### Entries provided

========================

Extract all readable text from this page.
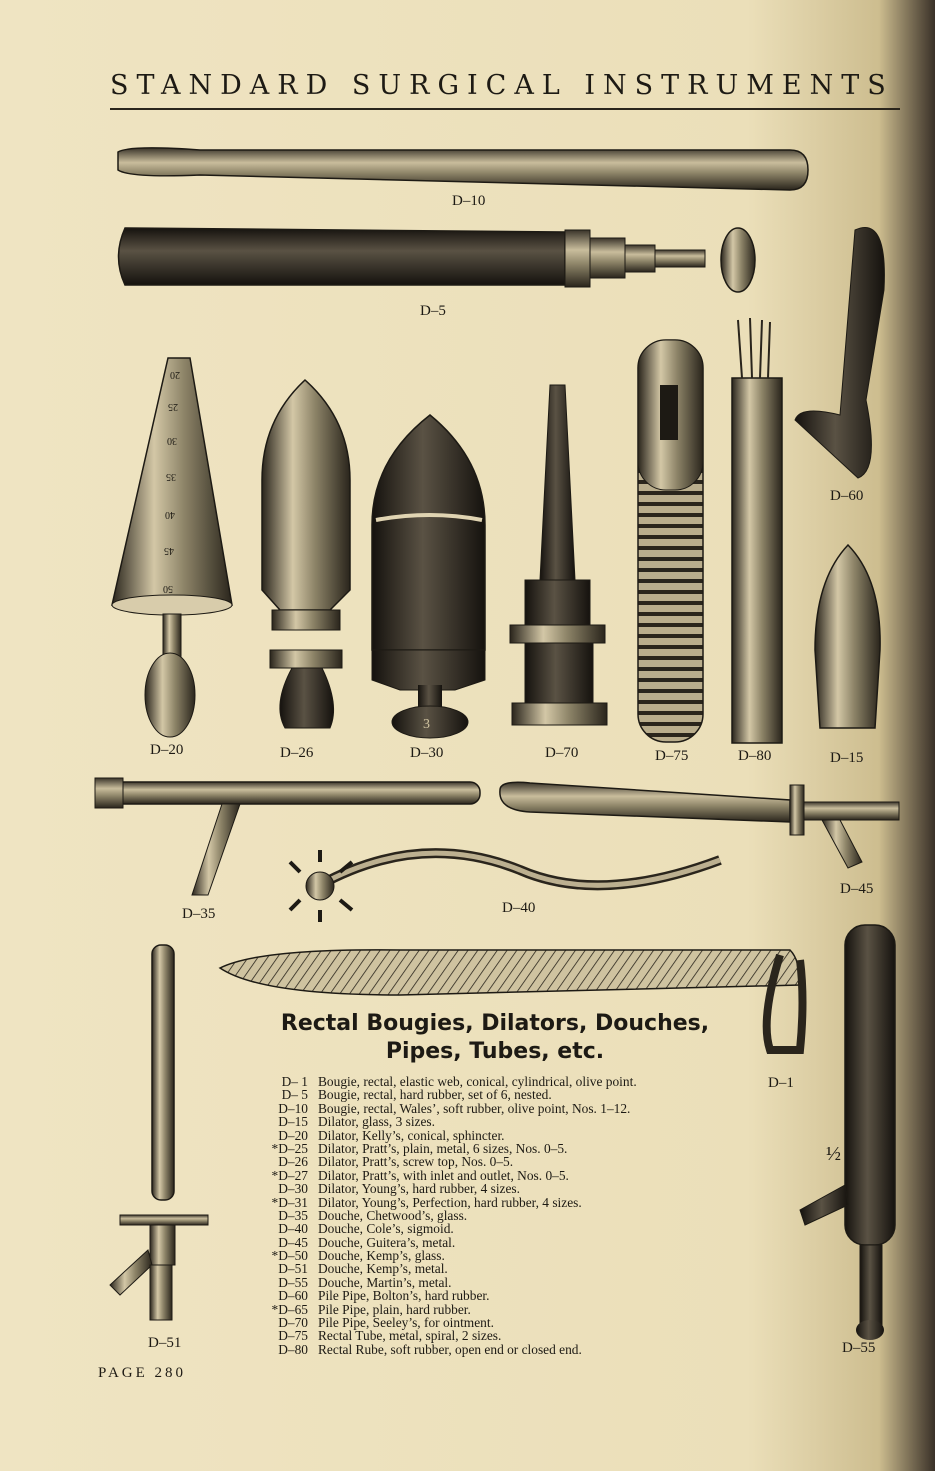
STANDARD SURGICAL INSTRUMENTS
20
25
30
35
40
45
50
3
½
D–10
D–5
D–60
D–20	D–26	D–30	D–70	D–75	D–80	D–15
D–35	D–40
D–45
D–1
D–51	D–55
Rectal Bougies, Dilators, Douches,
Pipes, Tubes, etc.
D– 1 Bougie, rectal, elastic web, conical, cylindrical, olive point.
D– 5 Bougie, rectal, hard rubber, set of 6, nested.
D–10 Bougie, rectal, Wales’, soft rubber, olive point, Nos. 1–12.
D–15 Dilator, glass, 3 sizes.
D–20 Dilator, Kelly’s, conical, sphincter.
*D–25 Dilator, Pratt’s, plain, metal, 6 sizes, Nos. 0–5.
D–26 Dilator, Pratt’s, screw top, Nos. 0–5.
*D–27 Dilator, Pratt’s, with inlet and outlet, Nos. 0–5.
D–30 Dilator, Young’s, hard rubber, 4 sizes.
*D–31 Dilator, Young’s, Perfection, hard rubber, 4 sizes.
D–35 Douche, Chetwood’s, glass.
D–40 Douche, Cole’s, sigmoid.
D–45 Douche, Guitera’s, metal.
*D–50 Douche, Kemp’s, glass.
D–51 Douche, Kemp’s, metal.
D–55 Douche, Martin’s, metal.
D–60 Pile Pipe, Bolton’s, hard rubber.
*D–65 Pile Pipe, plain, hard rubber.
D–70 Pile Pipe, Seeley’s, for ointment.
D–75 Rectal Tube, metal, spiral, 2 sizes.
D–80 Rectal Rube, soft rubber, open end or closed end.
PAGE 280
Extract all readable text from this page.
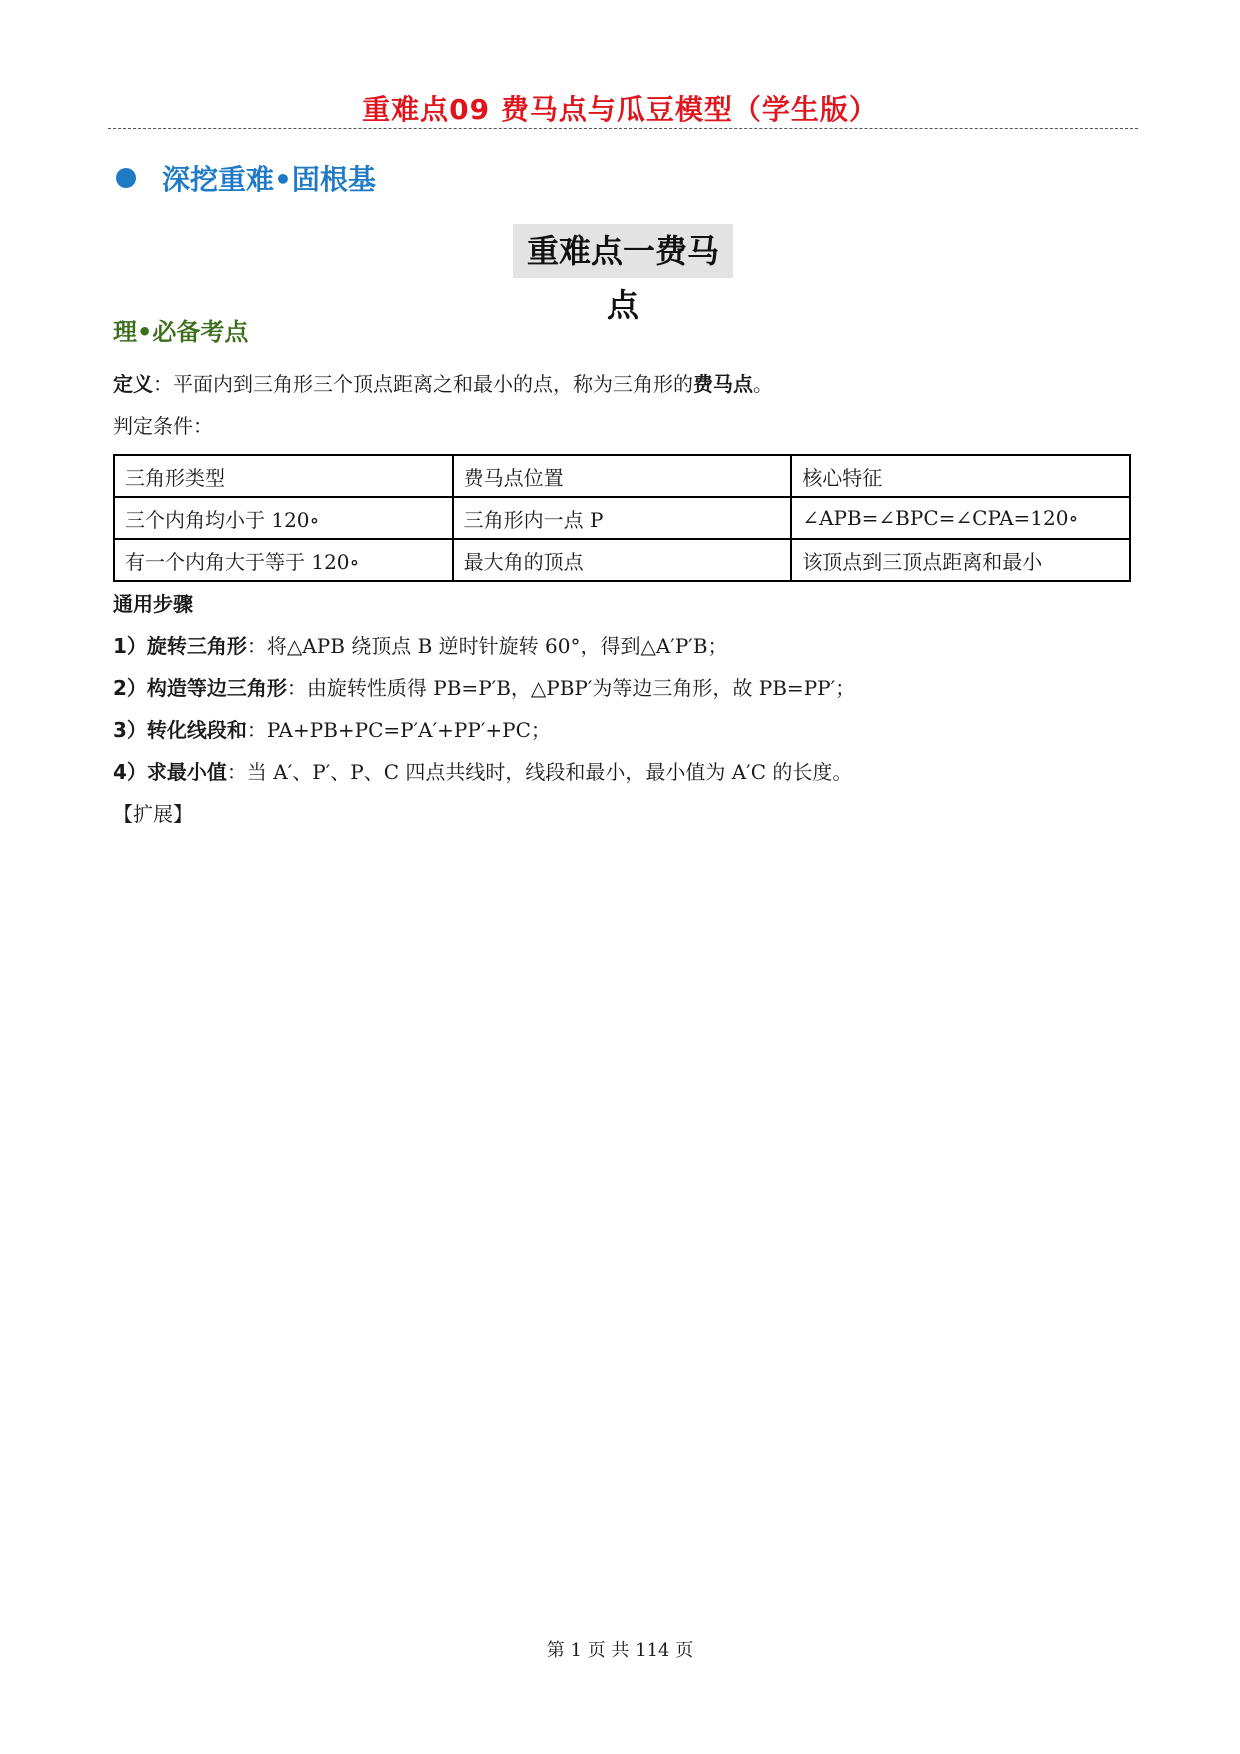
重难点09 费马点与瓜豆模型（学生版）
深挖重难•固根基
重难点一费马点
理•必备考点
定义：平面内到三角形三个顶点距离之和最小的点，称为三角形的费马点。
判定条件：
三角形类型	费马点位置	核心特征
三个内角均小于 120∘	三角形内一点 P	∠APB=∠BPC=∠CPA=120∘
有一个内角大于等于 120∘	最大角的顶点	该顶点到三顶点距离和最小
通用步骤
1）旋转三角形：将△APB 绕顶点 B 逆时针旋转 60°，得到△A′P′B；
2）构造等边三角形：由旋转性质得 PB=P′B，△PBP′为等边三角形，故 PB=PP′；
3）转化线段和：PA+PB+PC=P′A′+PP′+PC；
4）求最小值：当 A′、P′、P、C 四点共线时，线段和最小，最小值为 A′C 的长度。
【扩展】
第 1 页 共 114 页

========================

### Exercise
Make an exact copy of all the material, but keep the pictures out of it.

### Written response
Extract all readable text from this page.
STANDARD SURGICAL INSTRUMENTS
20
25
30
35
40
45
50
3
½
D–10
D–5
D–60
D–20	D–26	D–30	D–70	D–75	D–80	D–15
D–35	D–40
D–45
D–1
D–51	D–55
Rectal Bougies, Dilators, Douches,
Pipes, Tubes, etc.
D– 1 Bougie, rectal, elastic web, conical, cylindrical, olive point.
D– 5 Bougie, rectal, hard rubber, set of 6, nested.
D–10 Bougie, rectal, Wales’, soft rubber, olive point, Nos. 1–12.
D–15 Dilator, glass, 3 sizes.
D–20 Dilator, Kelly’s, conical, sphincter.
*D–25 Dilator, Pratt’s, plain, metal, 6 sizes, Nos. 0–5.
D–26 Dilator, Pratt’s, screw top, Nos. 0–5.
*D–27 Dilator, Pratt’s, with inlet and outlet, Nos. 0–5.
D–30 Dilator, Young’s, hard rubber, 4 sizes.
*D–31 Dilator, Young’s, Perfection, hard rubber, 4 sizes.
D–35 Douche, Chetwood’s, glass.
D–40 Douche, Cole’s, sigmoid.
D–45 Douche, Guitera’s, metal.
*D–50 Douche, Kemp’s, glass.
D–51 Douche, Kemp’s, metal.
D–55 Douche, Martin’s, metal.
D–60 Pile Pipe, Bolton’s, hard rubber.
*D–65 Pile Pipe, plain, hard rubber.
D–70 Pile Pipe, Seeley’s, for ointment.
D–75 Rectal Tube, metal, spiral, 2 sizes.
D–80 Rectal Rube, soft rubber, open end or closed end.
PAGE 280
Extract all readable text from this page.
重难点09 费马点与瓜豆模型（学生版）
深挖重难•固根基
重难点一费马点
理•必备考点
定义：平面内到三角形三个顶点距离之和最小的点，称为三角形的费马点。
判定条件：
三角形类型	费马点位置	核心特征
三个内角均小于 120∘	三角形内一点 P	∠APB=∠BPC=∠CPA=120∘
有一个内角大于等于 120∘	最大角的顶点	该顶点到三顶点距离和最小
通用步骤
1）旋转三角形：将△APB 绕顶点 B 逆时针旋转 60°，得到△A′P′B；
2）构造等边三角形：由旋转性质得 PB=P′B，△PBP′为等边三角形，故 PB=PP′；
3）转化线段和：PA+PB+PC=P′A′+PP′+PC；
4）求最小值：当 A′、P′、P、C 四点共线时，线段和最小，最小值为 A′C 的长度。
【扩展】
第 1 页 共 114 页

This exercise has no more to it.